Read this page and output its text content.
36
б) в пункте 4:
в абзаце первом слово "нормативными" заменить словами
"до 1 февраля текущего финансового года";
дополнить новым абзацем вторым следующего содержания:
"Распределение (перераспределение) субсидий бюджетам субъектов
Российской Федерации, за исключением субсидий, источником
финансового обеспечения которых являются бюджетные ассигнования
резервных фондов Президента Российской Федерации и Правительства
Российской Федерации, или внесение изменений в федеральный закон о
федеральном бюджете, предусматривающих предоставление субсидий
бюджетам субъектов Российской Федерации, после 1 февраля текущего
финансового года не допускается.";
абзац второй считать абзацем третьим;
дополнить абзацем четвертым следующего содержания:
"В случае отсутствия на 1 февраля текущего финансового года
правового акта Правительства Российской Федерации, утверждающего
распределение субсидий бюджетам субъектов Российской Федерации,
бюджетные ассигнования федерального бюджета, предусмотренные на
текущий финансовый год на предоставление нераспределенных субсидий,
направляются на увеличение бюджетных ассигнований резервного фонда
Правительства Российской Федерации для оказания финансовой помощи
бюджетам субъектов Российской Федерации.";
━━━━
Your goal: Copy out each line above, character for character.

Reply:
Read this page and output its text content.
36
б) в пункте 4:
в абзаце первом слово "нормативными" заменить словами
"до 1 февраля текущего финансового года";
дополнить новым абзацем вторым следующего содержания:
"Распределение (перераспределение) субсидий бюджетам субъектов
Российской Федерации, за исключением субсидий, источником
финансового обеспечения которых являются бюджетные ассигнования
резервных фондов Президента Российской Федерации и Правительства
Российской Федерации, или внесение изменений в федеральный закон о
федеральном бюджете, предусматривающих предоставление субсидий
бюджетам субъектов Российской Федерации, после 1 февраля текущего
финансового года не допускается.";
абзац второй считать абзацем третьим;
дополнить абзацем четвертым следующего содержания:
"В случае отсутствия на 1 февраля текущего финансового года
правового акта Правительства Российской Федерации, утверждающего
распределение субсидий бюджетам субъектов Российской Федерации,
бюджетные ассигнования федерального бюджета, предусмотренные на
текущий финансовый год на предоставление нераспределенных субсидий,
направляются на увеличение бюджетных ассигнований резервного фонда
Правительства Российской Федерации для оказания финансовой помощи
бюджетам субъектов Российской Федерации.";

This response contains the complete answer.